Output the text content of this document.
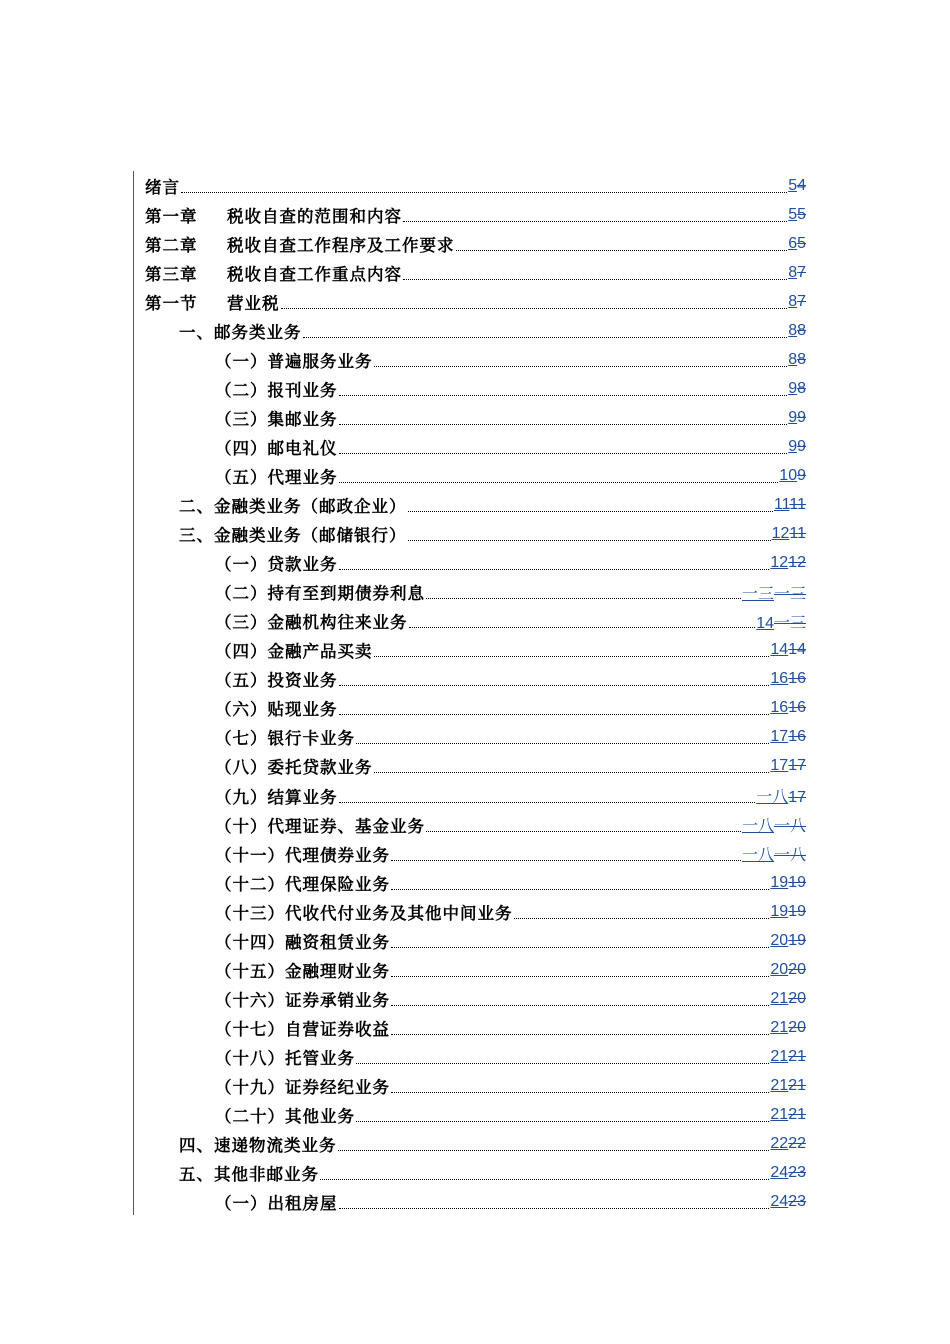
绪言	54
第一章 税收自查的范围和内容	55
第二章 税收自查工作程序及工作要求	65
第三章 税收自查工作重点内容	87
第一节 营业税	87
一、邮务类业务	88
（一）普遍服务业务	88
（二）报刊业务	98
（三）集邮业务	99
（四）邮电礼仪	99
（五）代理业务	109
二、金融类业务（邮政企业）	1111
三、金融类业务（邮储银行）	1211
（一）贷款业务	1212
（二）持有至到期债券利息	一三一三
（三）金融机构往来业务	14一三
（四）金融产品买卖	1414
（五）投资业务	1616
（六）贴现业务	1616
（七）银行卡业务	1716
（八）委托贷款业务	1717
（九）结算业务	一八17
（十）代理证券、基金业务	一八一八
（十一）代理债券业务	一八一八
（十二）代理保险业务	1919
（十三）代收代付业务及其他中间业务	1919
（十四）融资租赁业务	2019
（十五）金融理财业务	2020
（十六）证券承销业务	2120
（十七）自营证券收益	2120
（十八）托管业务	2121
（十九）证券经纪业务	2121
（二十）其他业务	2121
四、速递物流类业务	2222
五、其他非邮业务	2423
（一）出租房屋	2423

------------------------

Instruction |
Repeat the lines above exactly, and keep every picture out.

Answer to the exercise |
Output the text content of this document.
绪言	54
第一章 税收自查的范围和内容	55
第二章 税收自查工作程序及工作要求	65
第三章 税收自查工作重点内容	87
第一节 营业税	87
一、邮务类业务	88
（一）普遍服务业务	88
（二）报刊业务	98
（三）集邮业务	99
（四）邮电礼仪	99
（五）代理业务	109
二、金融类业务（邮政企业）	1111
三、金融类业务（邮储银行）	1211
（一）贷款业务	1212
（二）持有至到期债券利息	一三一三
（三）金融机构往来业务	14一三
（四）金融产品买卖	1414
（五）投资业务	1616
（六）贴现业务	1616
（七）银行卡业务	1716
（八）委托贷款业务	1717
（九）结算业务	一八17
（十）代理证券、基金业务	一八一八
（十一）代理债券业务	一八一八
（十二）代理保险业务	1919
（十三）代收代付业务及其他中间业务	1919
（十四）融资租赁业务	2019
（十五）金融理财业务	2020
（十六）证券承销业务	2120
（十七）自营证券收益	2120
（十八）托管业务	2121
（十九）证券经纪业务	2121
（二十）其他业务	2121
四、速递物流类业务	2222
五、其他非邮业务	2423
（一）出租房屋	2423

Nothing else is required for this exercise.